[start]
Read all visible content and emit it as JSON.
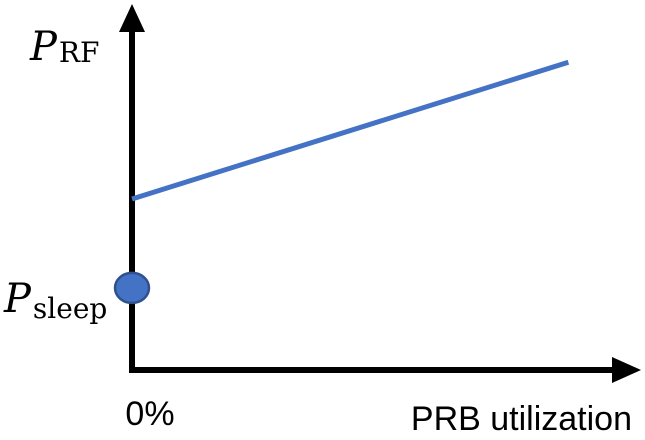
{
  "chart_data": {
    "type": "line",
    "title": "",
    "xlabel": "PRB utilization",
    "ylabel": "P_RF",
    "x_tick_labels": [
      "0%"
    ],
    "y_annotations": [
      {
        "var": "P",
        "sub": "RF"
      },
      {
        "var": "P",
        "sub": "sleep"
      }
    ],
    "series": [
      {
        "x": [
          0,
          1
        ],
        "y": [
          0.5,
          0.9
        ],
        "color": "#4472C4"
      }
    ],
    "points": [
      {
        "x": 0,
        "y": 0.24,
        "color": "#4472C4",
        "label": "P_sleep"
      }
    ],
    "xlim": [
      0,
      1.1
    ],
    "ylim": [
      0,
      1
    ],
    "grid": false,
    "legend": "none",
    "colors": {
      "line": "#4472C4",
      "marker_fill": "#4472C4",
      "marker_stroke": "#2F528F",
      "axis": "#000000"
    }
  }
}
[end]
Aim of the task:
Repeat the preceding records precisely, and leave every picture out of the copy.

Solution below:
Read all visible content and emit it as JSON.
{
  "chart_data": {
    "type": "line",
    "title": "",
    "xlabel": "PRB utilization",
    "ylabel": "P_RF",
    "x_tick_labels": [
      "0%"
    ],
    "y_annotations": [
      {
        "var": "P",
        "sub": "RF"
      },
      {
        "var": "P",
        "sub": "sleep"
      }
    ],
    "series": [
      {
        "x": [
          0,
          1
        ],
        "y": [
          0.5,
          0.9
        ],
        "color": "#4472C4"
      }
    ],
    "points": [
      {
        "x": 0,
        "y": 0.24,
        "color": "#4472C4",
        "label": "P_sleep"
      }
    ],
    "xlim": [
      0,
      1.1
    ],
    "ylim": [
      0,
      1
    ],
    "grid": false,
    "legend": "none",
    "colors": {
      "line": "#4472C4",
      "marker_fill": "#4472C4",
      "marker_stroke": "#2F528F",
      "axis": "#000000"
    }
  }
}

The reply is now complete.